Excerpt from a dataset:
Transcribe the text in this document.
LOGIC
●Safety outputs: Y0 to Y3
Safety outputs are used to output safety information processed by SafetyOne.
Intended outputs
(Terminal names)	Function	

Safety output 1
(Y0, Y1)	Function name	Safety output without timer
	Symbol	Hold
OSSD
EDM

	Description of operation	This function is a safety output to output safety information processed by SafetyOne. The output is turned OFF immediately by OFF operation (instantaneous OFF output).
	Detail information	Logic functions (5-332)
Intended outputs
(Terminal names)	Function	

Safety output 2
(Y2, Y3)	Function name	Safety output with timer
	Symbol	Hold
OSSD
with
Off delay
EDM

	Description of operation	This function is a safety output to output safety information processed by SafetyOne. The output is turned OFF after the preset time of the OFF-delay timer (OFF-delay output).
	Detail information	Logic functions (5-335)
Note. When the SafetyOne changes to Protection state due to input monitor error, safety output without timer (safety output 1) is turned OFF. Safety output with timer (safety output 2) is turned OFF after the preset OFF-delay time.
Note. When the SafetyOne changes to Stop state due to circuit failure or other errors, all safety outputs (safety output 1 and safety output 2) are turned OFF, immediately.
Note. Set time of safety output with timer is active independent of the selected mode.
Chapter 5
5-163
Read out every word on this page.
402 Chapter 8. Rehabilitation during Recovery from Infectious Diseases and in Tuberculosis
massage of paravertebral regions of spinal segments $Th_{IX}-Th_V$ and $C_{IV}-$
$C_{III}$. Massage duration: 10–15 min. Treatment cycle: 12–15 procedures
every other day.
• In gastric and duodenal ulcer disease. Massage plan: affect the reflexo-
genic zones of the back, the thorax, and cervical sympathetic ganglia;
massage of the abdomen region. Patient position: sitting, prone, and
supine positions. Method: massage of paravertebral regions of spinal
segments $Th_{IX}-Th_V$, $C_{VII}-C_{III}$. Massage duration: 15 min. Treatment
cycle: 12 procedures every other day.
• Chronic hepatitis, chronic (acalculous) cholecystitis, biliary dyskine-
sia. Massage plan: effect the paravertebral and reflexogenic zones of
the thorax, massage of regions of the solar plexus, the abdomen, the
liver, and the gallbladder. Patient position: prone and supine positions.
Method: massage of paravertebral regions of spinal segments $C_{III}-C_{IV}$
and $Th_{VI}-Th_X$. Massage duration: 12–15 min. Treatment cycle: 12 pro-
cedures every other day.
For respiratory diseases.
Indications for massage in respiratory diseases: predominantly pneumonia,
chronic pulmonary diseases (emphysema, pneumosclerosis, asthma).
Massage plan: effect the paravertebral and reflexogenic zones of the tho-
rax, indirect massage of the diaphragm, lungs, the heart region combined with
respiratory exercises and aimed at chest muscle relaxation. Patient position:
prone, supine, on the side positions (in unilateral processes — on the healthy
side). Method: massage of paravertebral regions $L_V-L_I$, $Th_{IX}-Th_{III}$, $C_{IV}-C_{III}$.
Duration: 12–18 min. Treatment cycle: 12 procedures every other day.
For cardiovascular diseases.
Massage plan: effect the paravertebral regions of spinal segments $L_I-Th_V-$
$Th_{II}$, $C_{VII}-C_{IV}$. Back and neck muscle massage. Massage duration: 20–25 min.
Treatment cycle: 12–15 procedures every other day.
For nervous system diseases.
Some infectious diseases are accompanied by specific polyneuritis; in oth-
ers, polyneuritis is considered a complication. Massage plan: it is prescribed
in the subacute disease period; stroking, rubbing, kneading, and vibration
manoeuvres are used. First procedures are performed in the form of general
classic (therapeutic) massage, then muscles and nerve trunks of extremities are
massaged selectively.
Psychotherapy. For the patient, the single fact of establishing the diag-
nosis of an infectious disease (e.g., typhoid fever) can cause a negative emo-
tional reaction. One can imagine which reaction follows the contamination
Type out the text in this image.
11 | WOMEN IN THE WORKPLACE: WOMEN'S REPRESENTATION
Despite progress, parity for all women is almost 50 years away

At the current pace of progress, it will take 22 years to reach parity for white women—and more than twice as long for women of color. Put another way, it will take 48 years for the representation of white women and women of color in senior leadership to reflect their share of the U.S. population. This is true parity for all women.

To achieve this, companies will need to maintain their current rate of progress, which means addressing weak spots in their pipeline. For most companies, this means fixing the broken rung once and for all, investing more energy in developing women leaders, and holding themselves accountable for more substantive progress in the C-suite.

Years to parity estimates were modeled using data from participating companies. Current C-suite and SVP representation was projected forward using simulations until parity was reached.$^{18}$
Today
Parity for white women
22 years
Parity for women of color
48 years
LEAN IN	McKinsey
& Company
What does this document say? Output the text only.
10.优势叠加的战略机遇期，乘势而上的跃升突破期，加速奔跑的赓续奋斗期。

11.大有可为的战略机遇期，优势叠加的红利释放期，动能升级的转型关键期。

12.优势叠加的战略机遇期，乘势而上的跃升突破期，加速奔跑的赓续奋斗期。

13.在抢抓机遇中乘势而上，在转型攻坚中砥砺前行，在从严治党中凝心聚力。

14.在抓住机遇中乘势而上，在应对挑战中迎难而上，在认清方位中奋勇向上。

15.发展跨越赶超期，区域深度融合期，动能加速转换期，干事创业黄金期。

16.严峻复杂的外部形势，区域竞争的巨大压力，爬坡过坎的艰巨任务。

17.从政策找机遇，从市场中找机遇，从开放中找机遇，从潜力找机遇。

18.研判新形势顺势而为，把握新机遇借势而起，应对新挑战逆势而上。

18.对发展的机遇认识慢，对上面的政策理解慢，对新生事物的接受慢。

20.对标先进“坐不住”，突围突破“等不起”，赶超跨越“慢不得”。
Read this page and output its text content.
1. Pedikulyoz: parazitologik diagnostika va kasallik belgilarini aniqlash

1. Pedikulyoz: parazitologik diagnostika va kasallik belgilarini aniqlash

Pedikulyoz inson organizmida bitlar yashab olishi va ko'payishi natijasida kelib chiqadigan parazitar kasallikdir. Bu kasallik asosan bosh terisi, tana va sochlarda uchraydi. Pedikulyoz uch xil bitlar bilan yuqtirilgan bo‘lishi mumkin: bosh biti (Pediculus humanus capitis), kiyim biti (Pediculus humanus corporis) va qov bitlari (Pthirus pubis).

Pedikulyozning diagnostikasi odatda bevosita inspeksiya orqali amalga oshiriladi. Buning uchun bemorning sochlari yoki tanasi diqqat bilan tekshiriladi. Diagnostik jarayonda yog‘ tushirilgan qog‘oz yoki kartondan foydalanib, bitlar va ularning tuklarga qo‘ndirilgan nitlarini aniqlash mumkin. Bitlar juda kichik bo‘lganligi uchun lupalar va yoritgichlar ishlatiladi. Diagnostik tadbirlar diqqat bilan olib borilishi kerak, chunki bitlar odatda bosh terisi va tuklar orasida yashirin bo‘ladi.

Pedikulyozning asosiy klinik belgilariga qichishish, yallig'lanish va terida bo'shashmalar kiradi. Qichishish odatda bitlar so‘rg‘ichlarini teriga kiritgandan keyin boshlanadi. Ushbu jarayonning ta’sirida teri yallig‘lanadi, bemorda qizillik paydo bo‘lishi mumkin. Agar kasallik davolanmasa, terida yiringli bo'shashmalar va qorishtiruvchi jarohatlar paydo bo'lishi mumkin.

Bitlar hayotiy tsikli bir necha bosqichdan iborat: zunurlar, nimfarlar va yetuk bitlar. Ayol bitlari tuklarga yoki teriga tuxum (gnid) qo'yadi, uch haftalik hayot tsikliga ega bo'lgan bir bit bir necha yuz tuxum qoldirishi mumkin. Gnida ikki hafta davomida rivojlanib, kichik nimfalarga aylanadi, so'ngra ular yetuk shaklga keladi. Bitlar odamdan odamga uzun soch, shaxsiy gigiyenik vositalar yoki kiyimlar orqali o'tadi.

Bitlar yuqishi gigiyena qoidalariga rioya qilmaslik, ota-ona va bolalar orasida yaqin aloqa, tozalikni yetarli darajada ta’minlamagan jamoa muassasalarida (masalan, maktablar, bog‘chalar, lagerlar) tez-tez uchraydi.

**GIVEN TASK:** All lines above with "polyneuritis" in them should be returned.

**SOLUTION TO THE PROBLEM:**
Some infectious diseases are accompanied by specific polyneuritis; in oth-
ers, polyneuritis is considered a complication. Massage plan: it is prescribed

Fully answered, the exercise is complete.